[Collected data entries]
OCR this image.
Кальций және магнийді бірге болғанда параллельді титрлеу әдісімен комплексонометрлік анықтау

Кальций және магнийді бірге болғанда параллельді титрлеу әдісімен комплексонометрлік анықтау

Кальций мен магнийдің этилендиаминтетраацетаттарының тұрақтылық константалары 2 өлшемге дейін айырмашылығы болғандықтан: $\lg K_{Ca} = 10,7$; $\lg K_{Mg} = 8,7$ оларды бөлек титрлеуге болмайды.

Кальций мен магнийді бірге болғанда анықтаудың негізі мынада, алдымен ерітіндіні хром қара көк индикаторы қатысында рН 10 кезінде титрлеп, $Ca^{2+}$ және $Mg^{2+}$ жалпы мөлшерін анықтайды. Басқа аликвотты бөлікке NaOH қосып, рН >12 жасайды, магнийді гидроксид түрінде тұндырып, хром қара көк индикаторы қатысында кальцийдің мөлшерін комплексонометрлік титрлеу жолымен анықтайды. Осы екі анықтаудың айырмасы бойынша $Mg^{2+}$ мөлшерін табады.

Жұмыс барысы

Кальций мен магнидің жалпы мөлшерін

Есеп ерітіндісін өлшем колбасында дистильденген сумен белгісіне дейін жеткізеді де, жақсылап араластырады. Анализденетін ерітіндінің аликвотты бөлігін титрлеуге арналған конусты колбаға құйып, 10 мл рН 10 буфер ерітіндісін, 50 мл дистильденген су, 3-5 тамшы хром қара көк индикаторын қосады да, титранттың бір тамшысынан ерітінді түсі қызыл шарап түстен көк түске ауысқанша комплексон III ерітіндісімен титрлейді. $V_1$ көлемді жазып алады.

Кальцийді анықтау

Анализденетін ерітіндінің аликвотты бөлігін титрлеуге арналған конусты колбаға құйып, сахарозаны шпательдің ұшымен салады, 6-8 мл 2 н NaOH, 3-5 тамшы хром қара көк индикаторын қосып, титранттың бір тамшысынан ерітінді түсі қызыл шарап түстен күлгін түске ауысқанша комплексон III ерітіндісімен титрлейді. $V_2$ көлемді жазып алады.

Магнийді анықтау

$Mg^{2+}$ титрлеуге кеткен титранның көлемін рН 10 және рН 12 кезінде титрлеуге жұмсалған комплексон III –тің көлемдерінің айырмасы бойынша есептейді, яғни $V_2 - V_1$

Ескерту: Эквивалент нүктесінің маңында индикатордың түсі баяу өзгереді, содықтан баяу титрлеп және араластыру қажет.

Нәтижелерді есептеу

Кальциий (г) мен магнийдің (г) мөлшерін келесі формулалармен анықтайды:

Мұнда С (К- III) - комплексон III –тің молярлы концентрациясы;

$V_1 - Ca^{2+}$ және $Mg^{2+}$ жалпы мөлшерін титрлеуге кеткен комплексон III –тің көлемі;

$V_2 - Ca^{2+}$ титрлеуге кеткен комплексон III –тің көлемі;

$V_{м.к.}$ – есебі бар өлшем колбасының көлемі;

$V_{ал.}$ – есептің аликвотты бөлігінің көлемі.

## YOUR TASK
Repeat every line of the data, exactly and in full.

## OUTPUT OF THE TASK
OCR this image.
Кальций және магнийді бірге болғанда параллельді титрлеу әдісімен комплексонометрлік анықтау

Кальций және магнийді бірге болғанда параллельді титрлеу әдісімен комплексонометрлік анықтау

Кальций мен магнийдің этилендиаминтетраацетаттарының тұрақтылық константалары 2 өлшемге дейін айырмашылығы болғандықтан: $\lg K_{Ca} = 10,7$; $\lg K_{Mg} = 8,7$ оларды бөлек титрлеуге болмайды.

Кальций мен магнийді бірге болғанда анықтаудың негізі мынада, алдымен ерітіндіні хром қара көк индикаторы қатысында рН 10 кезінде титрлеп, $Ca^{2+}$ және $Mg^{2+}$ жалпы мөлшерін анықтайды. Басқа аликвотты бөлікке NaOH қосып, рН >12 жасайды, магнийді гидроксид түрінде тұндырып, хром қара көк индикаторы қатысында кальцийдің мөлшерін комплексонометрлік титрлеу жолымен анықтайды. Осы екі анықтаудың айырмасы бойынша $Mg^{2+}$ мөлшерін табады.

Жұмыс барысы

Кальций мен магнидің жалпы мөлшерін

Есеп ерітіндісін өлшем колбасында дистильденген сумен белгісіне дейін жеткізеді де, жақсылап араластырады. Анализденетін ерітіндінің аликвотты бөлігін титрлеуге арналған конусты колбаға құйып, 10 мл рН 10 буфер ерітіндісін, 50 мл дистильденген су, 3-5 тамшы хром қара көк индикаторын қосады да, титранттың бір тамшысынан ерітінді түсі қызыл шарап түстен көк түске ауысқанша комплексон III ерітіндісімен титрлейді. $V_1$ көлемді жазып алады.

Кальцийді анықтау

Анализденетін ерітіндінің аликвотты бөлігін титрлеуге арналған конусты колбаға құйып, сахарозаны шпательдің ұшымен салады, 6-8 мл 2 н NaOH, 3-5 тамшы хром қара көк индикаторын қосып, титранттың бір тамшысынан ерітінді түсі қызыл шарап түстен күлгін түске ауысқанша комплексон III ерітіндісімен титрлейді. $V_2$ көлемді жазып алады.

Магнийді анықтау

$Mg^{2+}$ титрлеуге кеткен титранның көлемін рН 10 және рН 12 кезінде титрлеуге жұмсалған комплексон III –тің көлемдерінің айырмасы бойынша есептейді, яғни $V_2 - V_1$

Ескерту: Эквивалент нүктесінің маңында индикатордың түсі баяу өзгереді, содықтан баяу титрлеп және араластыру қажет.

Нәтижелерді есептеу

Кальциий (г) мен магнийдің (г) мөлшерін келесі формулалармен анықтайды:

Мұнда С (К- III) - комплексон III –тің молярлы концентрациясы;

$V_1 - Ca^{2+}$ және $Mg^{2+}$ жалпы мөлшерін титрлеуге кеткен комплексон III –тің көлемі;

$V_2 - Ca^{2+}$ титрлеуге кеткен комплексон III –тің көлемі;

$V_{м.к.}$ – есебі бар өлшем колбасының көлемі;

$V_{ал.}$ – есептің аликвотты бөлігінің көлемі.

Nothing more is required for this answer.